PAGE TEXT:
******

Column Type Selection

-- IDs and references
UUID                  -- Public-facing IDs (opaque, non-enumerable)
BIGINT GENERATED ALWAYS AS IDENTITY  -- Internal surrogate keys (compact, sequential)
TEXT                  -- User-provided string IDs (Stripe charges, etc.)

-- Text
TEXT                  -- Variable-length text (PostgreSQL: TEXT = VARCHAR(∞), equally fast)
VARCHAR(n)            -- When there IS a meaningful max length (e.g., zip codes, country codes)
CHAR(n)               -- Almost never — fixed-width strings, pads with spaces

-- Numbers
INTEGER               -- Counts, small integers (−2B to 2B)
BIGINT                -- Large counts, snowflake IDs
NUMERIC(10, 2)        -- Monetary values (exact decimal — NEVER float for money)
-- Or store in cents (integer) and divide when displaying: 4999 → $49.99

-- Floats (only for scientific/measurement values where approximation is acceptable)
DOUBLE PRECISION      -- 64-bit float
REAL                  -- 32-bit float

-- Date and time
TIMESTAMPTZ           -- Always: UTC with timezone info (PostgreSQL)
DATE                  -- Date without time (birthdate, invoice date)
TIME                  -- Time of day without date (business hours)

******

EXERCISE REQUIREMENTS:
[1] Rewrite the column type guide from "BIGINT GENERATED ALWAYS" to "float for money)", substituting "Currency amounts" for "Monetary values".
[2] Extend the column type guide, picking up after its last line.
The records that come next are drawn from a separate source.

******

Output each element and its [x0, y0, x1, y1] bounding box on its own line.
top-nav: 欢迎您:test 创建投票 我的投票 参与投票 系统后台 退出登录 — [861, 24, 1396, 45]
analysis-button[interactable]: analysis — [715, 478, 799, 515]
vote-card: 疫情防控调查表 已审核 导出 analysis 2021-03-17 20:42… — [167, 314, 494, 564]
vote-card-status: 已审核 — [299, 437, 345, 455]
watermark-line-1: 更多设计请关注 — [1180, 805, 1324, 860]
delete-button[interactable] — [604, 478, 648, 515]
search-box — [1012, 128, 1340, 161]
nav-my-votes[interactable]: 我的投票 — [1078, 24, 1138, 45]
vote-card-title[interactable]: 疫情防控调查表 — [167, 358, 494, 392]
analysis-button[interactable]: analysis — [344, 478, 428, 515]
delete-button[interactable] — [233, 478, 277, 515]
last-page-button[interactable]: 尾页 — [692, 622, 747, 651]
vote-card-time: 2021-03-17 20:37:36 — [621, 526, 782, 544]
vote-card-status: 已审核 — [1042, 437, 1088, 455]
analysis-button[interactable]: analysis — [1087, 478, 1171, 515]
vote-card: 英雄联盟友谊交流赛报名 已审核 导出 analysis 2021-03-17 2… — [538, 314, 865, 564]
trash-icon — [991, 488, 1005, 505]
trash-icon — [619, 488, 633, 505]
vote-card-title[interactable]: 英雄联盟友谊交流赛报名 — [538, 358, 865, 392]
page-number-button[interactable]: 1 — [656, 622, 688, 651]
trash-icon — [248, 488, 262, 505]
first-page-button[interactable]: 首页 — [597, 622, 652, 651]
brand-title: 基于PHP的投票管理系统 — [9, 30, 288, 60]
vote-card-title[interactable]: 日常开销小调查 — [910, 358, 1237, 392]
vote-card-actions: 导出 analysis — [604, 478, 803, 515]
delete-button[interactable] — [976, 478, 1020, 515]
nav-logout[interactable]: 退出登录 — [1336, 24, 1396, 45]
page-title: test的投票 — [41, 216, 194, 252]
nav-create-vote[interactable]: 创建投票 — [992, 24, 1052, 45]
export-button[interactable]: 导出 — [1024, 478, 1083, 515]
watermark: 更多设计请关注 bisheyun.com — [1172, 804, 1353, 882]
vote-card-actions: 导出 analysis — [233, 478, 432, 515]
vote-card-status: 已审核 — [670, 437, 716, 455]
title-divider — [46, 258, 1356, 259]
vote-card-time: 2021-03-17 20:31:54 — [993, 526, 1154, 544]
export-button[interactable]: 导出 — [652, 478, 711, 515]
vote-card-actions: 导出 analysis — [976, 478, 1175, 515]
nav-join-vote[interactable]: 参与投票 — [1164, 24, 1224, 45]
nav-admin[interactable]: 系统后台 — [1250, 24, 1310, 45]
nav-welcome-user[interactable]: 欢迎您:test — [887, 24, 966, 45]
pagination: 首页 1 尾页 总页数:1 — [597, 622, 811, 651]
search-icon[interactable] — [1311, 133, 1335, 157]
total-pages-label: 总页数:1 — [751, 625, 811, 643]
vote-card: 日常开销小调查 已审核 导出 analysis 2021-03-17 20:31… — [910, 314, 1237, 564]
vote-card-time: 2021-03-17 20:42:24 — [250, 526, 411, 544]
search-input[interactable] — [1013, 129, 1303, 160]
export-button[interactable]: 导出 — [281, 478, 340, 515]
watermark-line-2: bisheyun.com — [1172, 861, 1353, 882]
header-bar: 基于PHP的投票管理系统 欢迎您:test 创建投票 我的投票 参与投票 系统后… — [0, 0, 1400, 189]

******

ANSWER SET:
[1]
BIGINT GENERATED ALWAYS AS IDENTITY  -- Internal surrogate keys (compact, sequential)
TEXT                  -- User-provided string IDs (Stripe charges, etc.)

-- Text
TEXT                  -- Variable-length text (PostgreSQL: TEXT = VARCHAR(∞), equally fast)
VARCHAR(n)            -- When there IS a meaningful max length (e.g., zip codes, country codes)
CHAR(n)               -- Almost never — fixed-width strings, pads with spaces

-- Numbers
INTEGER               -- Counts, small integers (−2B to 2B)
BIGINT                -- Large counts, snowflake IDs
NUMERIC(10, 2)        -- Currency amounts (exact decimal — NEVER float for money)

[2]
INTERVAL              -- Duration (3 days, 2 hours)
-- NEVER: Unix epoch as INTEGER (unreadable, error-prone, no DB functions)

-- Booleans
BOOLEAN               -- true/false — use for binary state only
-- Don't use TINYINT(1) in PostgreSQL — that's a MySQL pattern

-- JSON
JSONB                 -- PostgreSQL: binary JSON, indexable, queryable (prefer over JSON)
JSON                  -- PostgreSQL: text JSON (exact storage, no indexing) — rarely preferred
-- When to use JSONB: config, metadata, infrequently queried flexible attributes
-- When NOT to use JSONB: data you need to query, filter, or join on — make it relational

-- Enums
-- Option 1: PostgreSQL ENUM type (schema change to add values)
CREATE TYPE order_status AS ENUM ('pending', 'processing', 'shipped', 'delivered', 'cancelled');

-- Option 2: TEXT with CHECK constraint (easier to evolve, readable in dumps)
status TEXT NOT NULL CHECK (status IN ('pending', 'processing', 'shipped', 'delivered', 'cancelled'))

-- Option 3: Lookup table (most flexible, nullable with FK)
CREATE TABLE order_statuses (id TEXT PRIMARY KEY, label TEXT NOT NULL);
INSERT INTO order_statuses VALUES ('pending', 'Awaiting payment'), ...;
status TEXT NOT NULL REFERENCES order_statuses(id)

Relationship Patterns

One-to-Many

CREATE TABLE customers (
  id    UUID PRIMARY KEY DEFAULT gen_random_uuid(),
  email TEXT NOT NULL UNIQUE  -- UNIQUE enforces one account per email
);

CREATE TABLE orders (
  id          UUID PRIMARY KEY DEFAULT gen_random_uuid(),
  customer_id UUID NOT NULL REFERENCES customers(id) ON DELETE CASCADE,
  -- ON DELETE: CASCADE | RESTRICT | NO ACTION | SET NULL | SET DEFAULT
  -- CASCADE: deleting customer deletes their orders (use carefully)
  -- RESTRICT: prevent deleting customer if they have orders (safer default)
  -- SET NULL: set customer_id to null (requires nullable column)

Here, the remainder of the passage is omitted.